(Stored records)
↓↓↓
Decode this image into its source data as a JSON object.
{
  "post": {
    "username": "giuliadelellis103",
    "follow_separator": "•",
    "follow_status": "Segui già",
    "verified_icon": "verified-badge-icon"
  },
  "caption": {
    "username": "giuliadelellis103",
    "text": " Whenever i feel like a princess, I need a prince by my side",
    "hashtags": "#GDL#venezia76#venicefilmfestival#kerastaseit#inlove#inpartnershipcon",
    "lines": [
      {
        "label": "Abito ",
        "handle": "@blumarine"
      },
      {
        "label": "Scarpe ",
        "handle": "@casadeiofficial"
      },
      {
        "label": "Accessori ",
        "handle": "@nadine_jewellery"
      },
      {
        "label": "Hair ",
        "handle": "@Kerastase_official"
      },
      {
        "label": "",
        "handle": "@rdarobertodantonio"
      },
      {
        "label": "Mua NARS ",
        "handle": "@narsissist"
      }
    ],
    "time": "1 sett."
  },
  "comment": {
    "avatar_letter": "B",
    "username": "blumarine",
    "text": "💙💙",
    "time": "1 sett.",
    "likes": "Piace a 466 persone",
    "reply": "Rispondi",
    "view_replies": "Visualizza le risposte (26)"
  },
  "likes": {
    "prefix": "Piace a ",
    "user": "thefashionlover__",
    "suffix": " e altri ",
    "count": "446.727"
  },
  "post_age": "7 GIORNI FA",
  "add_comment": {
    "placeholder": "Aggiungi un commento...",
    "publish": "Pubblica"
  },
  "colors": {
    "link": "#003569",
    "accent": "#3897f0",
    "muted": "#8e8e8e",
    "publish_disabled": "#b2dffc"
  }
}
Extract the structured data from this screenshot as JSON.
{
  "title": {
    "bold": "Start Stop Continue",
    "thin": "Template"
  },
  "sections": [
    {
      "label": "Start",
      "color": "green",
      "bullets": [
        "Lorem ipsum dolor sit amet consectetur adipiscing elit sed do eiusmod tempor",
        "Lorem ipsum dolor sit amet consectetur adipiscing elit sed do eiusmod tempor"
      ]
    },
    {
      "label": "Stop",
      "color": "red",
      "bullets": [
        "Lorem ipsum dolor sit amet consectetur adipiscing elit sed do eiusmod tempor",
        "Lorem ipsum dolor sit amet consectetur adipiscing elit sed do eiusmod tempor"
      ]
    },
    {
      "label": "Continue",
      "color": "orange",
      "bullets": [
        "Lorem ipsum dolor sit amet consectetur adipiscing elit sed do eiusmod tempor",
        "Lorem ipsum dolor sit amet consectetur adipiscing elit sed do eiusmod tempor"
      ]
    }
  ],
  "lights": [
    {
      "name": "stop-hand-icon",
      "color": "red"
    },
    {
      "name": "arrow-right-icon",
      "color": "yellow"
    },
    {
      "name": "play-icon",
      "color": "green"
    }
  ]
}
↑↑↑
**AIM**
Copy all lines from the material that include "data".

**SOLUTION TO THIS TASK**
Decode this image into its source data as a JSON object.
Extract the structured data from this screenshot as JSON.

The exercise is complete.